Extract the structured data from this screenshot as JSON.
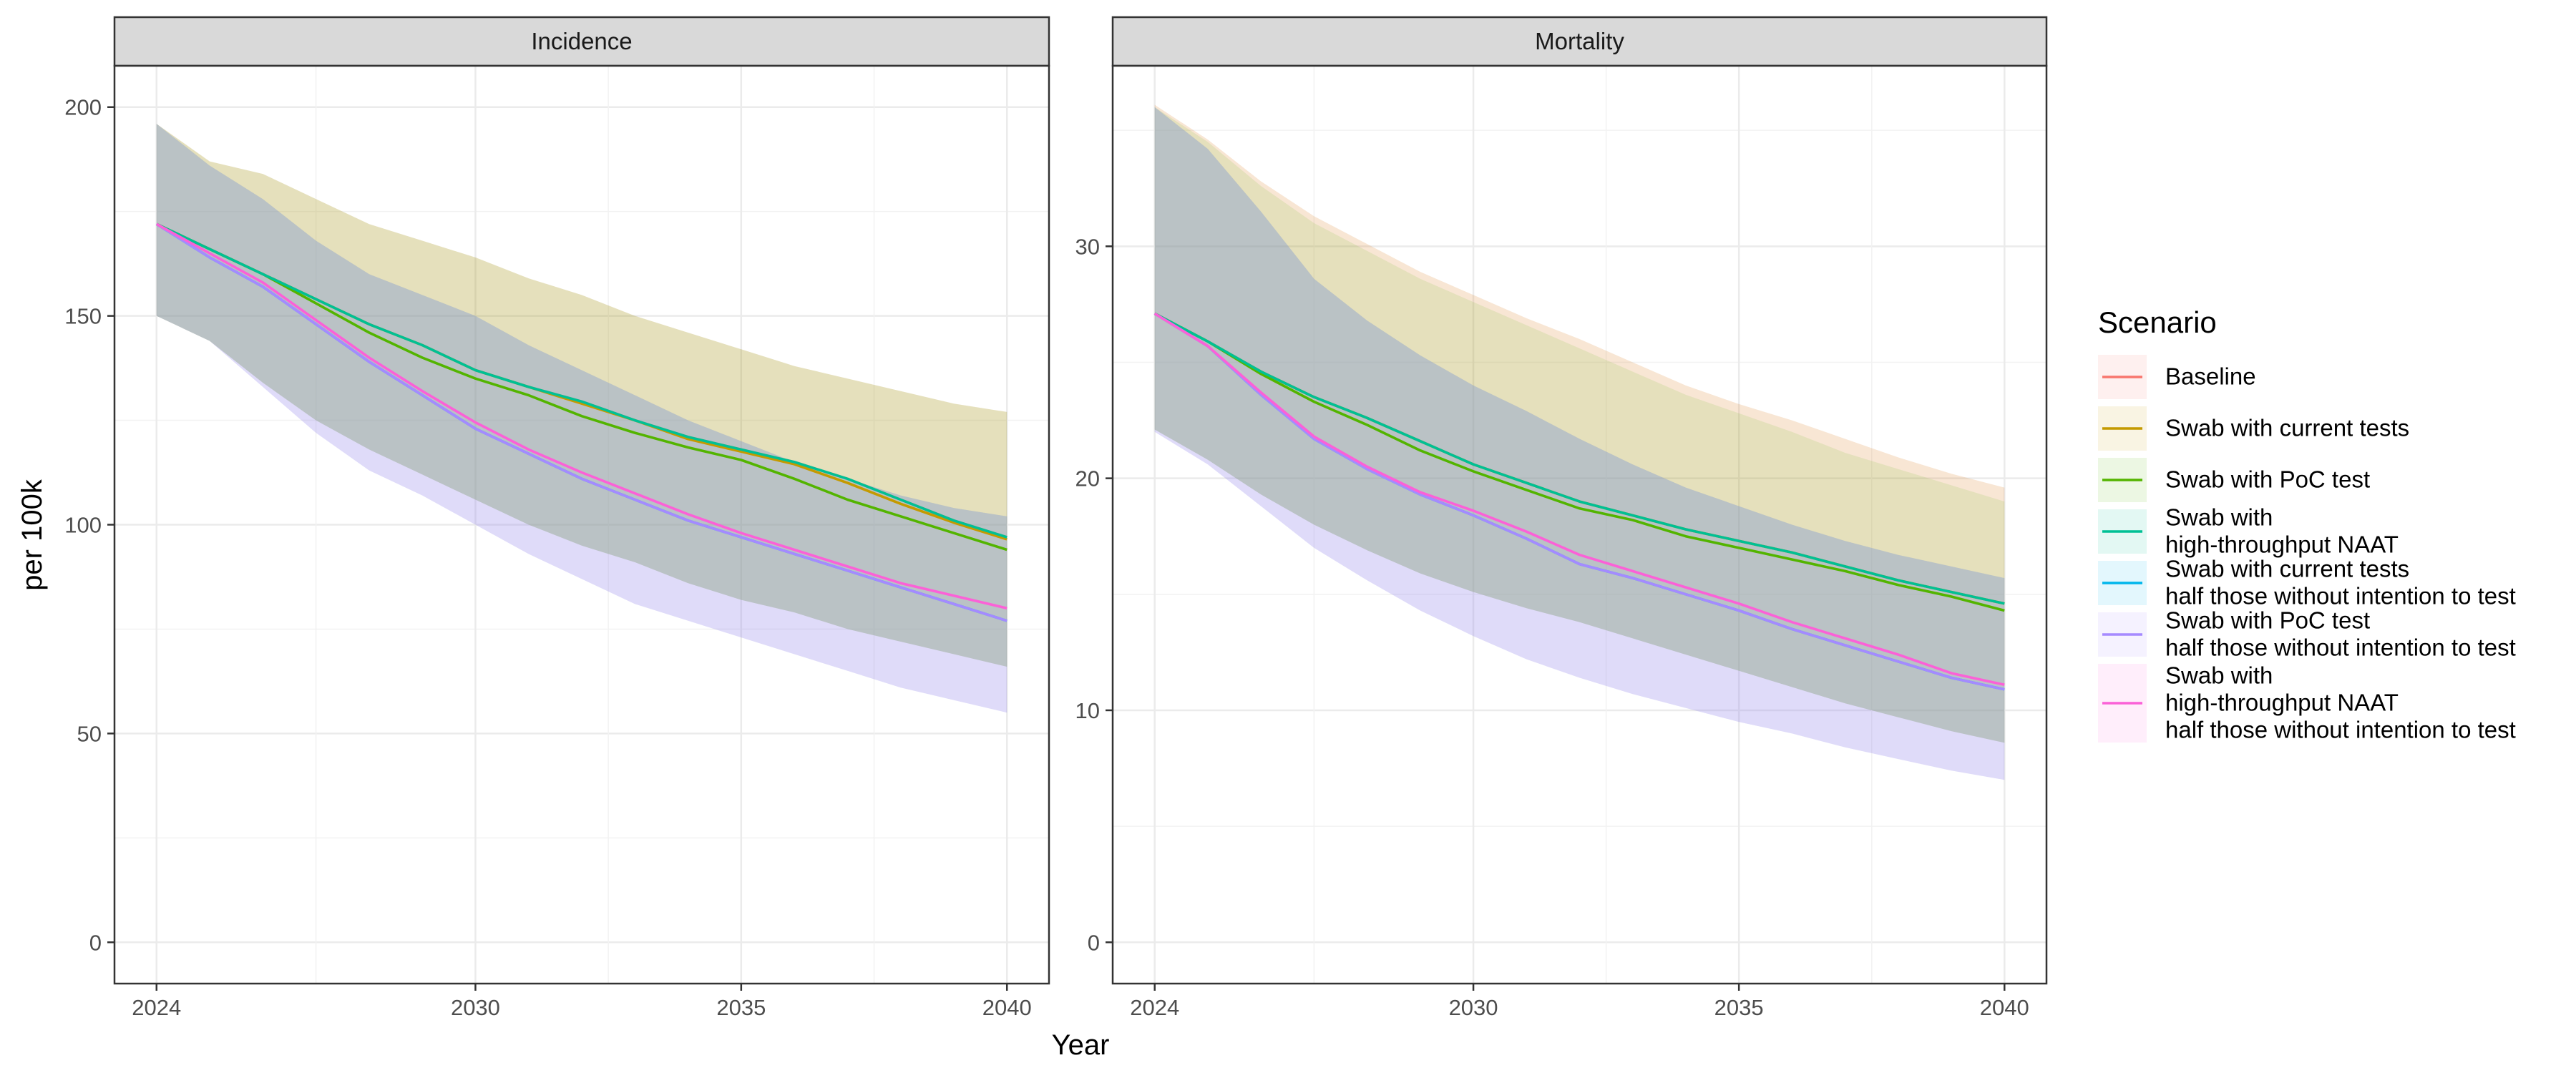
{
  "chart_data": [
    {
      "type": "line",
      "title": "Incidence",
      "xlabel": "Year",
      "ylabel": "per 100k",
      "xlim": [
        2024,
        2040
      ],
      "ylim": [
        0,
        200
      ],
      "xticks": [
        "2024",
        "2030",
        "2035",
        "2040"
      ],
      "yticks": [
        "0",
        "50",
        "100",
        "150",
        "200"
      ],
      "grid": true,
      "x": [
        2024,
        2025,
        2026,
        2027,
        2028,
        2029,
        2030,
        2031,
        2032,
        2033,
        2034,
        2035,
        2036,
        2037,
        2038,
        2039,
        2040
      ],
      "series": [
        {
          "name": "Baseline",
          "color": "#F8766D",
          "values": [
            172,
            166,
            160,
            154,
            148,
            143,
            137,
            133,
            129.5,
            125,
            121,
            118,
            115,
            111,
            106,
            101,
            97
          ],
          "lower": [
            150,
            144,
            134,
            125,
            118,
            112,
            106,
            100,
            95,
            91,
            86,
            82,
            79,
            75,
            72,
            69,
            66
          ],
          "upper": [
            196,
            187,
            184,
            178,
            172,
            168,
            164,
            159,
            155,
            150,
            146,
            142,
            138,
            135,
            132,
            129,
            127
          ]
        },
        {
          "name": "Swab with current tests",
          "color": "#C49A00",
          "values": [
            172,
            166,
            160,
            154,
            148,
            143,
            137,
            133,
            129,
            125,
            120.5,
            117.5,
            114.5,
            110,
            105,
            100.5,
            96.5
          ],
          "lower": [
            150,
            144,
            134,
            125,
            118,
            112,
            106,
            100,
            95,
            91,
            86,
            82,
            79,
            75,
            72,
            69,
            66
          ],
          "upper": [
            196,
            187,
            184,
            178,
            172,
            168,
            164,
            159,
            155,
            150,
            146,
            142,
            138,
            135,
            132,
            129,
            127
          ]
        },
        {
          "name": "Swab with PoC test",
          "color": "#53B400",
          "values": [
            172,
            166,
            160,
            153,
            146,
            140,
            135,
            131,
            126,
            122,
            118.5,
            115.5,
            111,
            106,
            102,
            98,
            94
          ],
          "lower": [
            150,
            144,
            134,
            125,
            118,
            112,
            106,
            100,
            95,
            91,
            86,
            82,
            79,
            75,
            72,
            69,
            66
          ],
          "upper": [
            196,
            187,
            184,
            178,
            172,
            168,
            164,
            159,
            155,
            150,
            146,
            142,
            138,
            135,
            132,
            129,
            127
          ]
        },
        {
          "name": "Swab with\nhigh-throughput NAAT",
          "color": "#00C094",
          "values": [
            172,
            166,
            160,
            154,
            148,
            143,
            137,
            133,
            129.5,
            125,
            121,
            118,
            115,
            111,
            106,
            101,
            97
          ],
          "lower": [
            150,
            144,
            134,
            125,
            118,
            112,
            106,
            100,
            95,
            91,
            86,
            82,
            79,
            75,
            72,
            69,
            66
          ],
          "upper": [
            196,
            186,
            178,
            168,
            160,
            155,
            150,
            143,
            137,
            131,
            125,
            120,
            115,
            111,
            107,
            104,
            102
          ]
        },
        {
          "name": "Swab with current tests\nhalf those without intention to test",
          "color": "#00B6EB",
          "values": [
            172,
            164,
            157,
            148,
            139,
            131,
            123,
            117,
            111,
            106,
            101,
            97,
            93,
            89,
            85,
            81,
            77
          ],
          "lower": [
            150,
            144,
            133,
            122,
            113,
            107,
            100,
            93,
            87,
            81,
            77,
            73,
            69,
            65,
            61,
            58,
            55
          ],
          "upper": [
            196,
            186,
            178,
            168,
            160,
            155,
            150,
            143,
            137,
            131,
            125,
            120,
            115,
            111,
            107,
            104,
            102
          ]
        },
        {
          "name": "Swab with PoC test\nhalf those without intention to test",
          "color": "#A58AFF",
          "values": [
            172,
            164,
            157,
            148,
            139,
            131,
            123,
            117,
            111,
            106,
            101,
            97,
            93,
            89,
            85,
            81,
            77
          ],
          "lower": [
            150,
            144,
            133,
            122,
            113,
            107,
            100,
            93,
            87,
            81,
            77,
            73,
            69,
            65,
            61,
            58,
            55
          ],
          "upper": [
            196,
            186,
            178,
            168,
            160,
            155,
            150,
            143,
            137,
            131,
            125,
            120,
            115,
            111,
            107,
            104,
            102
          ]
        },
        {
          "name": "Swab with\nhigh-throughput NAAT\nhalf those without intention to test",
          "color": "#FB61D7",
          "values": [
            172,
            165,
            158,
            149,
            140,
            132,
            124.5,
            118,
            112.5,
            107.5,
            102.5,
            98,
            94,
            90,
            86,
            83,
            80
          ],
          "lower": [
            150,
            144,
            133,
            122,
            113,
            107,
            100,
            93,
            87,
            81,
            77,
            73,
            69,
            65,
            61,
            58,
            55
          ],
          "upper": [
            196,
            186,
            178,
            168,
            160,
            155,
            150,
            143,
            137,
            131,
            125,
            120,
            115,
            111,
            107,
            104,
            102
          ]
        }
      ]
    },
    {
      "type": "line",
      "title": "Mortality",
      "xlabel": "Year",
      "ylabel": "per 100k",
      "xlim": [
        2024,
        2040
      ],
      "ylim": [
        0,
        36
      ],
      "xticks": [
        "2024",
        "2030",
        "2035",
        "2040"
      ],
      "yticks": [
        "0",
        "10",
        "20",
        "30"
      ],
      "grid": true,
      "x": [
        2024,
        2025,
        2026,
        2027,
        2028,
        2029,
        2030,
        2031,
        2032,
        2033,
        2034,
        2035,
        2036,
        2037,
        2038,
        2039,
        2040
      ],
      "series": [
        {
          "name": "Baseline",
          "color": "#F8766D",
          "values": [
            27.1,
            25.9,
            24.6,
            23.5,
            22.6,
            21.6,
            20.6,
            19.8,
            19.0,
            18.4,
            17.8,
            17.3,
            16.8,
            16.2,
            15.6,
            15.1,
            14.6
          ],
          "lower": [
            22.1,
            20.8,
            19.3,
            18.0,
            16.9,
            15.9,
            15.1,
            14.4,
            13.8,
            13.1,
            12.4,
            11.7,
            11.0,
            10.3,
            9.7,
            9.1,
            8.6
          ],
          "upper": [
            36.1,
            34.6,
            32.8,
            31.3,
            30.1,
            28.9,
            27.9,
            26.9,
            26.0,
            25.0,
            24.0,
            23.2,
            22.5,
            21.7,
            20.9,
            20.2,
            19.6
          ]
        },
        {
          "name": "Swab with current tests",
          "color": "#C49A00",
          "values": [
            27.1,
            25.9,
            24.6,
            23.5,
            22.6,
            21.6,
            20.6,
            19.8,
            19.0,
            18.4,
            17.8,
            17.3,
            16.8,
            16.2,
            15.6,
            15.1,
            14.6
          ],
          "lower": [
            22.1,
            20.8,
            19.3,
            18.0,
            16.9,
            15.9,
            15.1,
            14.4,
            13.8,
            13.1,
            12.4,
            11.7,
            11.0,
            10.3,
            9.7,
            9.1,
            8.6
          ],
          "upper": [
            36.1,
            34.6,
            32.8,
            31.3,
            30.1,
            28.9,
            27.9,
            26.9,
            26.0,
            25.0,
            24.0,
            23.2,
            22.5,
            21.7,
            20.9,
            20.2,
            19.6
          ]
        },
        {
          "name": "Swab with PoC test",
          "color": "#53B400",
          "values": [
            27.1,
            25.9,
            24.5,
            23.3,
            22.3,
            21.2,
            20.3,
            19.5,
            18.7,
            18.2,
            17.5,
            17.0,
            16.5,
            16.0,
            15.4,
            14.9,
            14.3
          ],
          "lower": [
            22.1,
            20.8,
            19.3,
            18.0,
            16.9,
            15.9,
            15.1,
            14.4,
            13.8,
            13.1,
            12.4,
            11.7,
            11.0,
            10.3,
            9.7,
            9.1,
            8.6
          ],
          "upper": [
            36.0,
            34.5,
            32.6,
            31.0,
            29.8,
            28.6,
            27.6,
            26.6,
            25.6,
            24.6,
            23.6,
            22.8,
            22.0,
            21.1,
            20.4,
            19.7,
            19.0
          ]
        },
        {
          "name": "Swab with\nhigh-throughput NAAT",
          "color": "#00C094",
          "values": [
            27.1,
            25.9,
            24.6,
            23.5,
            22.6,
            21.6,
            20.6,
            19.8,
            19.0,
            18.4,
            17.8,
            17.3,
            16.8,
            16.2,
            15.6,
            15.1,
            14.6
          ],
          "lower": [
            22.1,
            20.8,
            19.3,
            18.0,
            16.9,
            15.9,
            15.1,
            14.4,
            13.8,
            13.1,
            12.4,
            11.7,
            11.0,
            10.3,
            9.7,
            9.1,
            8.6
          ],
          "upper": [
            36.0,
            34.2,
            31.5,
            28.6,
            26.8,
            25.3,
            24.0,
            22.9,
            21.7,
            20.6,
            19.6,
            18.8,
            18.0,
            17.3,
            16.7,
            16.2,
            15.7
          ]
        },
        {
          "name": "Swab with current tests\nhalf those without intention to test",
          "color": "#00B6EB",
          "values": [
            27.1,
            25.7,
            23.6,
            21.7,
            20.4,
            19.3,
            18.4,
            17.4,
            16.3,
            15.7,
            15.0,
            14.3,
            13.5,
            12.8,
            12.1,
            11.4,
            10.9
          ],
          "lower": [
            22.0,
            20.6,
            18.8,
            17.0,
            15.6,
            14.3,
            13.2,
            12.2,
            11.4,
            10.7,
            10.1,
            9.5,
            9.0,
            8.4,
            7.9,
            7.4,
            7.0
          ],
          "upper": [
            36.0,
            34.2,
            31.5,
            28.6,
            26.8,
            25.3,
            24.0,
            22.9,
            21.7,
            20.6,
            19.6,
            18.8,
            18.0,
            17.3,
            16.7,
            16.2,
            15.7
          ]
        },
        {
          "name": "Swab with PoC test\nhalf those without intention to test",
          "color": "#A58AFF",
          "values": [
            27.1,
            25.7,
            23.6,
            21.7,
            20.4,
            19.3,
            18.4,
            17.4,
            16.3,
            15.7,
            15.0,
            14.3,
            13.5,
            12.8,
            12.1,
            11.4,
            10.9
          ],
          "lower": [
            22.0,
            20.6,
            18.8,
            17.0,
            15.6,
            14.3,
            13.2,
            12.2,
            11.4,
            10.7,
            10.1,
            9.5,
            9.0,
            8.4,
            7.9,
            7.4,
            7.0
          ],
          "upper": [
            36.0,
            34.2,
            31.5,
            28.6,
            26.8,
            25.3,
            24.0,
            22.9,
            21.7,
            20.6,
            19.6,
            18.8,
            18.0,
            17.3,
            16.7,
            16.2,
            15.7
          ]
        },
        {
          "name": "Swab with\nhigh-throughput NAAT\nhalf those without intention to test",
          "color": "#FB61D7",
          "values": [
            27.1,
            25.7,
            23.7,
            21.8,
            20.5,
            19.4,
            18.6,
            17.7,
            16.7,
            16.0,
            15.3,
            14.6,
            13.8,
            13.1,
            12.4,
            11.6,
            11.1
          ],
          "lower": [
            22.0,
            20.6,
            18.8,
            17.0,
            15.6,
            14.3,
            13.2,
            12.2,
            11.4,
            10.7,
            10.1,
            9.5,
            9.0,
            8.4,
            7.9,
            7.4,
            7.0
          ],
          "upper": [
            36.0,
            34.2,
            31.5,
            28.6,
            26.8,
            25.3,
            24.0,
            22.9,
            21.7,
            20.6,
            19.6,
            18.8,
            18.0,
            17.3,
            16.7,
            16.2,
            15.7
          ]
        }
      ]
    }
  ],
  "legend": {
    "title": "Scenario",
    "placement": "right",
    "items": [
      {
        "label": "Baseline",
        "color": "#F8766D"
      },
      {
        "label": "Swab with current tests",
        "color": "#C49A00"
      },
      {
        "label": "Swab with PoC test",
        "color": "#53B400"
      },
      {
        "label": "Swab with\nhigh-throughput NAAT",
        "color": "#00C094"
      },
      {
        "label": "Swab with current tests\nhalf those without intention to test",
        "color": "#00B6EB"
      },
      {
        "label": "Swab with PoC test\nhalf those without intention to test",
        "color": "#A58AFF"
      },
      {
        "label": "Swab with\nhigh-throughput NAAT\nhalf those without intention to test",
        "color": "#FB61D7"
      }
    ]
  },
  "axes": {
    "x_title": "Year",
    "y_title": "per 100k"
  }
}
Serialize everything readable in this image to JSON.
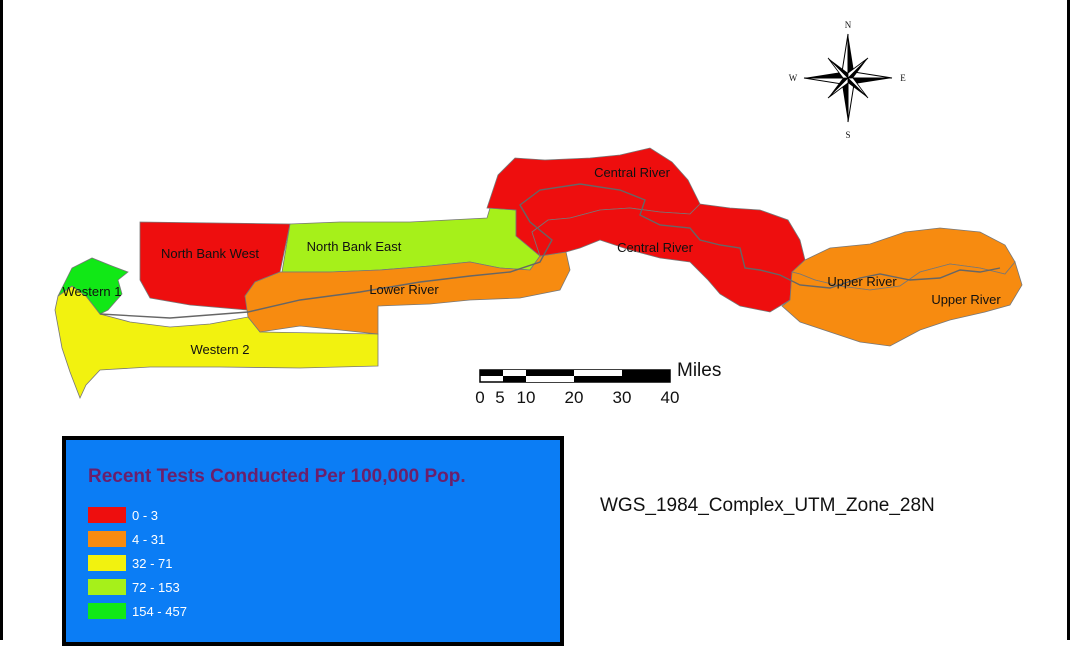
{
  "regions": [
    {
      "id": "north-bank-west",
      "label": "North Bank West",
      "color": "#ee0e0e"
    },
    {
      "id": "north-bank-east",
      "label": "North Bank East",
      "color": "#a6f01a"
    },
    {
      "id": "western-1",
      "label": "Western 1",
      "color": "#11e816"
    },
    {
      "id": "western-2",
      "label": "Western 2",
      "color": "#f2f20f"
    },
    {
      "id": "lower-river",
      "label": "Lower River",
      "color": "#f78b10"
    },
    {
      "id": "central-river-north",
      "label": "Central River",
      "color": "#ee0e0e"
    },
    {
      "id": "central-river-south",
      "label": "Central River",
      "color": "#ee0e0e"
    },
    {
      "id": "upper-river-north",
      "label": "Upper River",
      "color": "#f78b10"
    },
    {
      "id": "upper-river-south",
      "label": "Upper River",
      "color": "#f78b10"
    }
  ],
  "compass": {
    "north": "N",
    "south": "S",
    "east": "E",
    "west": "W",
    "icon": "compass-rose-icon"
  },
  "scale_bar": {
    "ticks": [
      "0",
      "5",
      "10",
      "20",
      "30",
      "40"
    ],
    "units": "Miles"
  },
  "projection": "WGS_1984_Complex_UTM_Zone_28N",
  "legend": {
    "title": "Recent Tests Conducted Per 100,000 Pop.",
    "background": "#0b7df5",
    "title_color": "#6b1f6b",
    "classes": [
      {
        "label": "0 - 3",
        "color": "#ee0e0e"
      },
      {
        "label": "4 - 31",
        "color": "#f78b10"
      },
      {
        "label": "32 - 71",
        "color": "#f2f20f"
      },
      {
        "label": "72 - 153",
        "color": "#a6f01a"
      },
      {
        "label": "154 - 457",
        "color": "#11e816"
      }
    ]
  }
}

(GOAL): Copy all lines above containing the string "this".

(COMPLETE ANSWER):
Extract the structured data from this screenshot as JSON.
Serialize everything readable in this image to JSON.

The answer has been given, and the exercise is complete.